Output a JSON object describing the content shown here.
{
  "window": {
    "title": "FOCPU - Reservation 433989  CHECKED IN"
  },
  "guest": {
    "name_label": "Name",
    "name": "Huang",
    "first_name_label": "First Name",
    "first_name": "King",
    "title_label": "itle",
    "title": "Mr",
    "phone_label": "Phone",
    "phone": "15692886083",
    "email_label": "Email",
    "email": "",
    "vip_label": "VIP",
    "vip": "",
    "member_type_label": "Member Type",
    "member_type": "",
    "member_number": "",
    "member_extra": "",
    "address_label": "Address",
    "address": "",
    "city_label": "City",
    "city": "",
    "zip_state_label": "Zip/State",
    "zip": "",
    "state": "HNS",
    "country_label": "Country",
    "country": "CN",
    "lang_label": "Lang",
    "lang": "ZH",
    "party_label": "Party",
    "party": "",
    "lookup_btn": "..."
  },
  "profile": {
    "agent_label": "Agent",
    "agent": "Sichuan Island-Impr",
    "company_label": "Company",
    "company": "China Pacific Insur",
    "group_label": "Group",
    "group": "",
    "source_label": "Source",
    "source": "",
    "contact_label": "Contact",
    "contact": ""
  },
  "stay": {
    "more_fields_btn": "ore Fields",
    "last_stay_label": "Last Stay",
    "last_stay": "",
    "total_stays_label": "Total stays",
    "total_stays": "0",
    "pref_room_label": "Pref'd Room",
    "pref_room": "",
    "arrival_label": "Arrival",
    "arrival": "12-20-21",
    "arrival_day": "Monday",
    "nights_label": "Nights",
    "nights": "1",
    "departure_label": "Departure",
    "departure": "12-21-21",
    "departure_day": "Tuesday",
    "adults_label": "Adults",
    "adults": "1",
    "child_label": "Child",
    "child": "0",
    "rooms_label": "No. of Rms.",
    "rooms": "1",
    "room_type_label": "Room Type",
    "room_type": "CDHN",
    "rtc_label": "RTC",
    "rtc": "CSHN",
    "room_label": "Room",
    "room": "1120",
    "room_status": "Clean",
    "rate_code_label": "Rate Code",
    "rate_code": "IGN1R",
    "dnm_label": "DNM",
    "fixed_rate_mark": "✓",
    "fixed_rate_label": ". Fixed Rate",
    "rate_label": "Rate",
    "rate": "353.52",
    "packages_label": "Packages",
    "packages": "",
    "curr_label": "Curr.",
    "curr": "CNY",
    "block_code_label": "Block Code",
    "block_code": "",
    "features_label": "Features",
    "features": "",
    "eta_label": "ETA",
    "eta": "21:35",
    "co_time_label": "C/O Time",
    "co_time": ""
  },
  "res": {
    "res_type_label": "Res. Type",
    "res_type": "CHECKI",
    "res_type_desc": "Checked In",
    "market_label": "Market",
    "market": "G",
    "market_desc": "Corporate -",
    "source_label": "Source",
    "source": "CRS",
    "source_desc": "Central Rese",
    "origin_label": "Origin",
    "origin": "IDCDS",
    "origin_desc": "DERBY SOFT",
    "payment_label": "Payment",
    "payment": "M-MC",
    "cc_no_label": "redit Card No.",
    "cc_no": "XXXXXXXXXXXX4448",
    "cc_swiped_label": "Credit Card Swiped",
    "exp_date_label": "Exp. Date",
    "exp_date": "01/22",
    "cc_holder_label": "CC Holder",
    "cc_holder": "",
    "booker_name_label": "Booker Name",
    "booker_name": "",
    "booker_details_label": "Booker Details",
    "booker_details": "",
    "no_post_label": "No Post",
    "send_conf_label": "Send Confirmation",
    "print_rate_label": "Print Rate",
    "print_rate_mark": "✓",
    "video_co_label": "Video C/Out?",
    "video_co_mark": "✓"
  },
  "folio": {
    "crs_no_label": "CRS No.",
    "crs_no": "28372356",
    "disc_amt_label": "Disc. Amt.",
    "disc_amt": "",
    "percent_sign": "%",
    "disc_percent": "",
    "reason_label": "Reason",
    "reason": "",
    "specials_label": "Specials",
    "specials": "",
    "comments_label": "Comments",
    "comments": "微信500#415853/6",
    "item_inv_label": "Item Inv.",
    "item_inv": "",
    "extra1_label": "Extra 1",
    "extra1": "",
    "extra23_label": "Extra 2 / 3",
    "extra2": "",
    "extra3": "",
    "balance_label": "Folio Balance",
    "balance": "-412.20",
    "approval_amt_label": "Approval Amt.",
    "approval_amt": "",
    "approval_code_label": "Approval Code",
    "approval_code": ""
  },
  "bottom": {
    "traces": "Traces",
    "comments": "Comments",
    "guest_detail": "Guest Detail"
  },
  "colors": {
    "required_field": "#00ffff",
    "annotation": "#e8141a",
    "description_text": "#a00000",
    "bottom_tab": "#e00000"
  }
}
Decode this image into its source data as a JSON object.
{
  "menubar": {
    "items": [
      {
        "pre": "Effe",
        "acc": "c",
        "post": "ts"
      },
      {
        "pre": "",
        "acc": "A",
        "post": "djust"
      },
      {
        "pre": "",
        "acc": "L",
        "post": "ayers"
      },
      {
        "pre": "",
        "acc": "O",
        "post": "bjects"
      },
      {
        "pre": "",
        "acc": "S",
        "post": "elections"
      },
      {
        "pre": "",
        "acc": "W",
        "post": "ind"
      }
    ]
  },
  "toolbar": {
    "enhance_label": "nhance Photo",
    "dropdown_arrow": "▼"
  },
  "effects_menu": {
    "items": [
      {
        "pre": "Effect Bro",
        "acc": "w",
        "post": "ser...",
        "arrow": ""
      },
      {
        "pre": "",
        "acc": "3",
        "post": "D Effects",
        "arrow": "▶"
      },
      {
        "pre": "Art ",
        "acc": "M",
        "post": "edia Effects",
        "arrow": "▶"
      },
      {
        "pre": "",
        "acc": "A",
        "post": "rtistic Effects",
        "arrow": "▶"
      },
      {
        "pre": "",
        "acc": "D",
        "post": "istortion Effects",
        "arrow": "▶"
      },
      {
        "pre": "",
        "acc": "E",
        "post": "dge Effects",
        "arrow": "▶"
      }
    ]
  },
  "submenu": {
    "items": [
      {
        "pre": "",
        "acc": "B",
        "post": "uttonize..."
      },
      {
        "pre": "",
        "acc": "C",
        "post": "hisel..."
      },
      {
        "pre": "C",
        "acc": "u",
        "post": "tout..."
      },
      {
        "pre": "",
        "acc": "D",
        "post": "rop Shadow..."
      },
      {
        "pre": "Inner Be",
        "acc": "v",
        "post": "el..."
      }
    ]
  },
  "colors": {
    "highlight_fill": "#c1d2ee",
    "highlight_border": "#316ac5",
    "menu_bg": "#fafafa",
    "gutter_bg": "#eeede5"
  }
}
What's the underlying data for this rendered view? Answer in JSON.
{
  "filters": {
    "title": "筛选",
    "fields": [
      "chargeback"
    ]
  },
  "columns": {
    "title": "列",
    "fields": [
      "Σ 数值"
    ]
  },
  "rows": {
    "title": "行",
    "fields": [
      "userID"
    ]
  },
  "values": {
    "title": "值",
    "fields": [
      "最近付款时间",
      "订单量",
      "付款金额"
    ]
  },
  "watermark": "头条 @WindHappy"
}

━━━━━━━━━━

Your instructions – Write out every entry exactly as given.

Solution to this task –
Output a JSON object describing the content shown here.
{
  "window": {
    "title": "FOCPU - Reservation 433989  CHECKED IN"
  },
  "guest": {
    "name_label": "Name",
    "name": "Huang",
    "first_name_label": "First Name",
    "first_name": "King",
    "title_label": "itle",
    "title": "Mr",
    "phone_label": "Phone",
    "phone": "15692886083",
    "email_label": "Email",
    "email": "",
    "vip_label": "VIP",
    "vip": "",
    "member_type_label": "Member Type",
    "member_type": "",
    "member_number": "",
    "member_extra": "",
    "address_label": "Address",
    "address": "",
    "city_label": "City",
    "city": "",
    "zip_state_label": "Zip/State",
    "zip": "",
    "state": "HNS",
    "country_label": "Country",
    "country": "CN",
    "lang_label": "Lang",
    "lang": "ZH",
    "party_label": "Party",
    "party": "",
    "lookup_btn": "..."
  },
  "profile": {
    "agent_label": "Agent",
    "agent": "Sichuan Island-Impr",
    "company_label": "Company",
    "company": "China Pacific Insur",
    "group_label": "Group",
    "group": "",
    "source_label": "Source",
    "source": "",
    "contact_label": "Contact",
    "contact": ""
  },
  "stay": {
    "more_fields_btn": "ore Fields",
    "last_stay_label": "Last Stay",
    "last_stay": "",
    "total_stays_label": "Total stays",
    "total_stays": "0",
    "pref_room_label": "Pref'd Room",
    "pref_room": "",
    "arrival_label": "Arrival",
    "arrival": "12-20-21",
    "arrival_day": "Monday",
    "nights_label": "Nights",
    "nights": "1",
    "departure_label": "Departure",
    "departure": "12-21-21",
    "departure_day": "Tuesday",
    "adults_label": "Adults",
    "adults": "1",
    "child_label": "Child",
    "child": "0",
    "rooms_label": "No. of Rms.",
    "rooms": "1",
    "room_type_label": "Room Type",
    "room_type": "CDHN",
    "rtc_label": "RTC",
    "rtc": "CSHN",
    "room_label": "Room",
    "room": "1120",
    "room_status": "Clean",
    "rate_code_label": "Rate Code",
    "rate_code": "IGN1R",
    "dnm_label": "DNM",
    "fixed_rate_mark": "✓",
    "fixed_rate_label": ". Fixed Rate",
    "rate_label": "Rate",
    "rate": "353.52",
    "packages_label": "Packages",
    "packages": "",
    "curr_label": "Curr.",
    "curr": "CNY",
    "block_code_label": "Block Code",
    "block_code": "",
    "features_label": "Features",
    "features": "",
    "eta_label": "ETA",
    "eta": "21:35",
    "co_time_label": "C/O Time",
    "co_time": ""
  },
  "res": {
    "res_type_label": "Res. Type",
    "res_type": "CHECKI",
    "res_type_desc": "Checked In",
    "market_label": "Market",
    "market": "G",
    "market_desc": "Corporate -",
    "source_label": "Source",
    "source": "CRS",
    "source_desc": "Central Rese",
    "origin_label": "Origin",
    "origin": "IDCDS",
    "origin_desc": "DERBY SOFT",
    "payment_label": "Payment",
    "payment": "M-MC",
    "cc_no_label": "redit Card No.",
    "cc_no": "XXXXXXXXXXXX4448",
    "cc_swiped_label": "Credit Card Swiped",
    "exp_date_label": "Exp. Date",
    "exp_date": "01/22",
    "cc_holder_label": "CC Holder",
    "cc_holder": "",
    "booker_name_label": "Booker Name",
    "booker_name": "",
    "booker_details_label": "Booker Details",
    "booker_details": "",
    "no_post_label": "No Post",
    "send_conf_label": "Send Confirmation",
    "print_rate_label": "Print Rate",
    "print_rate_mark": "✓",
    "video_co_label": "Video C/Out?",
    "video_co_mark": "✓"
  },
  "folio": {
    "crs_no_label": "CRS No.",
    "crs_no": "28372356",
    "disc_amt_label": "Disc. Amt.",
    "disc_amt": "",
    "percent_sign": "%",
    "disc_percent": "",
    "reason_label": "Reason",
    "reason": "",
    "specials_label": "Specials",
    "specials": "",
    "comments_label": "Comments",
    "comments": "微信500#415853/6",
    "item_inv_label": "Item Inv.",
    "item_inv": "",
    "extra1_label": "Extra 1",
    "extra1": "",
    "extra23_label": "Extra 2 / 3",
    "extra2": "",
    "extra3": "",
    "balance_label": "Folio Balance",
    "balance": "-412.20",
    "approval_amt_label": "Approval Amt.",
    "approval_amt": "",
    "approval_code_label": "Approval Code",
    "approval_code": ""
  },
  "bottom": {
    "traces": "Traces",
    "comments": "Comments",
    "guest_detail": "Guest Detail"
  },
  "colors": {
    "required_field": "#00ffff",
    "annotation": "#e8141a",
    "description_text": "#a00000",
    "bottom_tab": "#e00000"
  }
}
Decode this image into its source data as a JSON object.
{
  "menubar": {
    "items": [
      {
        "pre": "Effe",
        "acc": "c",
        "post": "ts"
      },
      {
        "pre": "",
        "acc": "A",
        "post": "djust"
      },
      {
        "pre": "",
        "acc": "L",
        "post": "ayers"
      },
      {
        "pre": "",
        "acc": "O",
        "post": "bjects"
      },
      {
        "pre": "",
        "acc": "S",
        "post": "elections"
      },
      {
        "pre": "",
        "acc": "W",
        "post": "ind"
      }
    ]
  },
  "toolbar": {
    "enhance_label": "nhance Photo",
    "dropdown_arrow": "▼"
  },
  "effects_menu": {
    "items": [
      {
        "pre": "Effect Bro",
        "acc": "w",
        "post": "ser...",
        "arrow": ""
      },
      {
        "pre": "",
        "acc": "3",
        "post": "D Effects",
        "arrow": "▶"
      },
      {
        "pre": "Art ",
        "acc": "M",
        "post": "edia Effects",
        "arrow": "▶"
      },
      {
        "pre": "",
        "acc": "A",
        "post": "rtistic Effects",
        "arrow": "▶"
      },
      {
        "pre": "",
        "acc": "D",
        "post": "istortion Effects",
        "arrow": "▶"
      },
      {
        "pre": "",
        "acc": "E",
        "post": "dge Effects",
        "arrow": "▶"
      }
    ]
  },
  "submenu": {
    "items": [
      {
        "pre": "",
        "acc": "B",
        "post": "uttonize..."
      },
      {
        "pre": "",
        "acc": "C",
        "post": "hisel..."
      },
      {
        "pre": "C",
        "acc": "u",
        "post": "tout..."
      },
      {
        "pre": "",
        "acc": "D",
        "post": "rop Shadow..."
      },
      {
        "pre": "Inner Be",
        "acc": "v",
        "post": "el..."
      }
    ]
  },
  "colors": {
    "highlight_fill": "#c1d2ee",
    "highlight_border": "#316ac5",
    "menu_bg": "#fafafa",
    "gutter_bg": "#eeede5"
  }
}
What's the underlying data for this rendered view? Answer in JSON.
{
  "filters": {
    "title": "筛选",
    "fields": [
      "chargeback"
    ]
  },
  "columns": {
    "title": "列",
    "fields": [
      "Σ 数值"
    ]
  },
  "rows": {
    "title": "行",
    "fields": [
      "userID"
    ]
  },
  "values": {
    "title": "值",
    "fields": [
      "最近付款时间",
      "订单量",
      "付款金额"
    ]
  },
  "watermark": "头条 @WindHappy"
}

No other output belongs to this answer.